TASKS AND EXERCISES:
1 > Using the Logstash post, decide whether each statement agrees with it: (a) the version in use is logstash 5.6.3; (b) the config contains three date filters; (c) the second date filter sets @timestamp to timestamp. For each, answer yes or no and quote the words of the post that settle it.
2 > From the Logstash post, list every format that the date filter's match setting names after "timestamp".
3 > Proceed with the Logstash post, picking up the config right after its last line shown.

GIVEN TEXT:

━━━━━━━━━━━━━━━━━━━━━━━━━━━━━━

Version: logstash 5.6.3
We have 2 date filters in our logstash config.
The first parses the timestamp field we matched in our logs. We want to have always the same timestamp format so we use date to do this.
Second date is used to set @timestamp to timestamp for each event, if we have a timestamp parsed. But this fails if we altered date with timestamp.
I created a little test case to reproduce the issue.
input { stdin {} }
filter {
grok {
match => ["message", "%{TIMESTAMP_ISO8601:timestamp} %{WORD}"]
}
# trying to fix timestamp parsing
date {
match => [ "timestamp", "ISO8601", "UNIX", "UNIX_MS", "TAI64N", "yyyy-MM-dd HH:mm:ss", "MMM dd YYYY HH:mm:ss", "YYYY/MM/dd HH:mm:ss", "dd/MMM/YYYY:HH:mm:ss Z" ]
target => "timestamp"

━━━━━━━━━━━━━━━━━━━━━━━━━━━━━━

DATA ROWS:
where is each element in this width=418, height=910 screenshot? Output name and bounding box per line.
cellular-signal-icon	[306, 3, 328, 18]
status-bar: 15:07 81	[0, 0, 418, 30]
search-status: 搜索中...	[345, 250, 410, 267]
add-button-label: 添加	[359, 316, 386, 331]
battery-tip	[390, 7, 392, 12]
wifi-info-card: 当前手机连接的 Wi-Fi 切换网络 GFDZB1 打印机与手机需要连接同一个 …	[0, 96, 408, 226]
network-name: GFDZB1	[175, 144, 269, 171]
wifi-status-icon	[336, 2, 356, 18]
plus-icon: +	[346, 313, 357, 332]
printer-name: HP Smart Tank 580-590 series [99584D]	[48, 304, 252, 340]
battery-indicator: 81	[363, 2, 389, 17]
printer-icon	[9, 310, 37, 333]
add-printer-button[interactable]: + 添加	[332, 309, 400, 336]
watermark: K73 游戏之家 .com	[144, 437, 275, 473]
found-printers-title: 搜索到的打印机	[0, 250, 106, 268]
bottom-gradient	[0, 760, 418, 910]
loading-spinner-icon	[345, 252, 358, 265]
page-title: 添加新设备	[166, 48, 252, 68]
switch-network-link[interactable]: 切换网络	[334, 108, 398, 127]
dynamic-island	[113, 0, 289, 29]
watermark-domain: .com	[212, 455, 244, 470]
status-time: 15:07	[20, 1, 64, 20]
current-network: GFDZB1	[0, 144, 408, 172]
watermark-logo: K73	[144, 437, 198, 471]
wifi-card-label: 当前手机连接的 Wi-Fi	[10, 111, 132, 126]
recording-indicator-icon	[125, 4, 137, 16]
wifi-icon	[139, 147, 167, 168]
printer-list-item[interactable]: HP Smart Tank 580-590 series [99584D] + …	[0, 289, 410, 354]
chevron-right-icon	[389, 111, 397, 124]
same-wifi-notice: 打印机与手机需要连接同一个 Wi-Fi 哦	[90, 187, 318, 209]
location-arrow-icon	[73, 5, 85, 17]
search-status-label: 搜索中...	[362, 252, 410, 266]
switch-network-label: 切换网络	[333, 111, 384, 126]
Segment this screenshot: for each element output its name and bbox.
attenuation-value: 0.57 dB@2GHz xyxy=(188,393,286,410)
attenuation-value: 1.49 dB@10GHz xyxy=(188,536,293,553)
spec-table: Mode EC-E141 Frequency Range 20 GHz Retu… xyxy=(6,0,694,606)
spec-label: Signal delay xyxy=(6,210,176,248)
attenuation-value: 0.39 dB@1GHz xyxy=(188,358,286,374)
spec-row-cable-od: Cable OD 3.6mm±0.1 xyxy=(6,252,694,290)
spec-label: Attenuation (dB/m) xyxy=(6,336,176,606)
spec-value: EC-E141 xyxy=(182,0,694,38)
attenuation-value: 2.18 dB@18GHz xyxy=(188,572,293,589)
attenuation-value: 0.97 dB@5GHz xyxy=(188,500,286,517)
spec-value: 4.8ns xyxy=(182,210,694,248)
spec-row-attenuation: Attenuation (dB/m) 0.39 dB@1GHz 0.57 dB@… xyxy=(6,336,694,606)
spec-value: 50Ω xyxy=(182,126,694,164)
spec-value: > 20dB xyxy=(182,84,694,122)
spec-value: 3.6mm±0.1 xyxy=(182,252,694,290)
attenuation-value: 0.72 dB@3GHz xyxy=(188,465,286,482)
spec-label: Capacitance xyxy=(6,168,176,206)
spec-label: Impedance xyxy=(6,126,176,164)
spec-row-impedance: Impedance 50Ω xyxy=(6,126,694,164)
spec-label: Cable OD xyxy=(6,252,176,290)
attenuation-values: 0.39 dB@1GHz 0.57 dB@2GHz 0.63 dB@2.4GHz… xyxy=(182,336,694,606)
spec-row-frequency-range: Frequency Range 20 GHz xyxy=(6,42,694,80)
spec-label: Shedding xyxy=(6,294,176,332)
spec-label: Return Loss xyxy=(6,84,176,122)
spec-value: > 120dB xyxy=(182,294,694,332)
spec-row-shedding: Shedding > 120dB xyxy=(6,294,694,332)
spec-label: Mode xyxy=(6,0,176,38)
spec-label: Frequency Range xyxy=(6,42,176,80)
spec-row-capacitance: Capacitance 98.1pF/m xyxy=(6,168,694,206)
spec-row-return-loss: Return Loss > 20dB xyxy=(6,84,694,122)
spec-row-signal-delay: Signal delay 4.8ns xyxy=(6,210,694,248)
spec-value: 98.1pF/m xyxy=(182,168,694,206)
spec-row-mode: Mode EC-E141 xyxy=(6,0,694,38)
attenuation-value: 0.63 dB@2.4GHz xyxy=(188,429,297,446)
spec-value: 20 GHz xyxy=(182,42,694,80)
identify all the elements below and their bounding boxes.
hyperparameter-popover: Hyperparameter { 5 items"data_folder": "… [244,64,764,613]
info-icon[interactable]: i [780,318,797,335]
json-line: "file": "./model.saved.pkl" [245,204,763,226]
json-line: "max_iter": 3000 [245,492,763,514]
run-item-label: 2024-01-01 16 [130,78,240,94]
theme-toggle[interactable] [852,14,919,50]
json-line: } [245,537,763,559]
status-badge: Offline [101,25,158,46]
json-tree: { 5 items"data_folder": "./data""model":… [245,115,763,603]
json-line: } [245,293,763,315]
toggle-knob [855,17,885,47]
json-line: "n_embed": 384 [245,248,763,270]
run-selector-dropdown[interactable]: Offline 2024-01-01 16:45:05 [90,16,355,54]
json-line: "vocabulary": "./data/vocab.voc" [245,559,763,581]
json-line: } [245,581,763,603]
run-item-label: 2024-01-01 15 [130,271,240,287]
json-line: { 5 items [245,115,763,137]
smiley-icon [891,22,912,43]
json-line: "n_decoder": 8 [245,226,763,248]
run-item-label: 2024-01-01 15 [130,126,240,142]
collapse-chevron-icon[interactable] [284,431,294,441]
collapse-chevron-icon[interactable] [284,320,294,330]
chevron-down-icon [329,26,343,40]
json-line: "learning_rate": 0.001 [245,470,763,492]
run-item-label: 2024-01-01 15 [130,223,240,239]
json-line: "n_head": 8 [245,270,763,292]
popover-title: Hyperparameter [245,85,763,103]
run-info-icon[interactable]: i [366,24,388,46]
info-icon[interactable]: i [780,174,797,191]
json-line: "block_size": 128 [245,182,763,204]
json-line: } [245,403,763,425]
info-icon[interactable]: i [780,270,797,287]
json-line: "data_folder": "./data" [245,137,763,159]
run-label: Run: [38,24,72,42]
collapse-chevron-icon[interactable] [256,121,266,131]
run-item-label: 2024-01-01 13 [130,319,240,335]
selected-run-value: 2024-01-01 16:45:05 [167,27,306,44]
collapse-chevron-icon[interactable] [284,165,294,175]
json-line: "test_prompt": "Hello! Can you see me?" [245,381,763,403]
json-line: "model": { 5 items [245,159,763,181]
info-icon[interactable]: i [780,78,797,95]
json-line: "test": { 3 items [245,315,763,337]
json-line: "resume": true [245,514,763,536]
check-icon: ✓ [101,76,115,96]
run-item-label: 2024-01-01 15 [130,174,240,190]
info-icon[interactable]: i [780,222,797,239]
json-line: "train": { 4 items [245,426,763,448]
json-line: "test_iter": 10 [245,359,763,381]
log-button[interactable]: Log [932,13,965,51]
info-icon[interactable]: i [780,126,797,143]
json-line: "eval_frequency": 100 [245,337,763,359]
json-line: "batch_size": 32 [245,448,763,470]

━━━━━━━━━━━━━━━━━━━━━━━━━━━━━━

ANSWERS TO THE EXERCISE:
1 >
(a) Yes: "Version: logstash 5.6.3"
(b) No: "We have 2 date filters in our logstash config."
(c) Yes: "Second date is used to set @timestamp to timestamp for each event, if we have a timestamp parsed."

2 >
ISO8601
UNIX
UNIX_MS
TAI64N
yyyy-MM-dd HH:mm:ss
MMM dd YYYY HH:mm:ss
YYYY/MM/dd HH:mm:ss
dd/MMM/YYYY:HH:mm:ss Z

3 >
}
# if we have a valid timestamp, set is as @timestamp instead of parsed time of logstash
date {
match => [ "timestamp", "ISO8601"]
target => "@timestamp"
}}
output { stdout { codec => rubydebug } }
# echo '2011-04-19T03:44:01.103Z blabla' | /usr/share/logstash/bin/logstash -f test_logstash.config
WARNING: Could not find logstash.yml which is typically located in $LS_HOME/config or /etc/logstash. You can specify the path using --path.settings. Continuing using the defaults
Could not find log4j2 configuration at path /usr/share/logstash/config/log4j2.properties. Using default config which logs errors to the console
{
"@version" => "1",
"host" => "test-host",
"@timestamp" => 2017-10-25T10:06:16.527Z,
"message" => "2011-04-19T03:44:01.103Z blabla",
"timestamp" => 2011-04-19T03:44:01.103Z,
"tags" => [
[0] "_dateparsefailure"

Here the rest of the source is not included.